Scan the following material for the string "BCBS" and copy each line in which it appears.

** Start Supplied material **

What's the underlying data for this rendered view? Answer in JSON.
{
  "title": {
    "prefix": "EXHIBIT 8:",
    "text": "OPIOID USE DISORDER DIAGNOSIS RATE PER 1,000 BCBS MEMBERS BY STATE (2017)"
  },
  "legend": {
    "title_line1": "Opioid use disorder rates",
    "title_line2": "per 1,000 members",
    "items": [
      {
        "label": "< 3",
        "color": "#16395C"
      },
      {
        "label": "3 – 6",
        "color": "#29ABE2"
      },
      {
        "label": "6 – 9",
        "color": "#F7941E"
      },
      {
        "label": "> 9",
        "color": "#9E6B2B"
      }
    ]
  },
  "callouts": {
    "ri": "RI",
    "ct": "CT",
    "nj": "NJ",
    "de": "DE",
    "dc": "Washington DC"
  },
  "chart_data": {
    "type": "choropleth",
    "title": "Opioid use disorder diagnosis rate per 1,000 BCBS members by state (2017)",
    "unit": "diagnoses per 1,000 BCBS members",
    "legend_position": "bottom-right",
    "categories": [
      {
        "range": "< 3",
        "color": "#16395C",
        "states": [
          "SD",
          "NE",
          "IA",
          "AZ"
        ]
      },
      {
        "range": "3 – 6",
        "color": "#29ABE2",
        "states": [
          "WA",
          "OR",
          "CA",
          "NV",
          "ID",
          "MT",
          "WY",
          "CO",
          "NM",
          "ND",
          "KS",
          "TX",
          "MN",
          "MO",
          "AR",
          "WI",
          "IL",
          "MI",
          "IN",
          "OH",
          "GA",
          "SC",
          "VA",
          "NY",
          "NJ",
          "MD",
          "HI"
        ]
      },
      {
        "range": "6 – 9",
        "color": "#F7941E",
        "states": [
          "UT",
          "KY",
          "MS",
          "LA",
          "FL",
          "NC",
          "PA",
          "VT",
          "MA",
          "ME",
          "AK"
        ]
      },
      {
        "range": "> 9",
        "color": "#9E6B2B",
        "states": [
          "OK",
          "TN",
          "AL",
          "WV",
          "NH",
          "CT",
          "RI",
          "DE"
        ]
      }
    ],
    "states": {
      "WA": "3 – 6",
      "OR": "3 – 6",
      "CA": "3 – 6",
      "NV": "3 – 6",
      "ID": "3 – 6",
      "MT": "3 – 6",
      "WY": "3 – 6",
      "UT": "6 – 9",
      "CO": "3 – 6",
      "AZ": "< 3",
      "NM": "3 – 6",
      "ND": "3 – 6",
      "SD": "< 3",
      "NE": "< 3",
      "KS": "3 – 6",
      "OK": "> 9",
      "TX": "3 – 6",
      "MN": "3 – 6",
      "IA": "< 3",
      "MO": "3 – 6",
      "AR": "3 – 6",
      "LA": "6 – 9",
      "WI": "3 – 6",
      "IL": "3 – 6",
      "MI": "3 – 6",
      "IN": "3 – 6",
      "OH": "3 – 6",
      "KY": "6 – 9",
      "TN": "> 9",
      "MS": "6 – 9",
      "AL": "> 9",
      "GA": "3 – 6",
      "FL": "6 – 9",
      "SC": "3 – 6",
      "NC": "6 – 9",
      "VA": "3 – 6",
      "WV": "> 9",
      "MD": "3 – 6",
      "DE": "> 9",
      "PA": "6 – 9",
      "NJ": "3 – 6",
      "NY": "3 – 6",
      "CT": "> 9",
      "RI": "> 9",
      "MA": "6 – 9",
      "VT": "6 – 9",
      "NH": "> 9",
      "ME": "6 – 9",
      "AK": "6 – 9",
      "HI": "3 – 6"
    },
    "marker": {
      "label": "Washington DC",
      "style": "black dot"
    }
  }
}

** End Supplied material **

Exercise output >>
    "text": "OPIOID USE DISORDER DIAGNOSIS RATE PER 1,000 BCBS MEMBERS BY STATE (2017)"
    "title": "Opioid use disorder diagnosis rate per 1,000 BCBS members by state (2017)",
    "unit": "diagnoses per 1,000 BCBS members",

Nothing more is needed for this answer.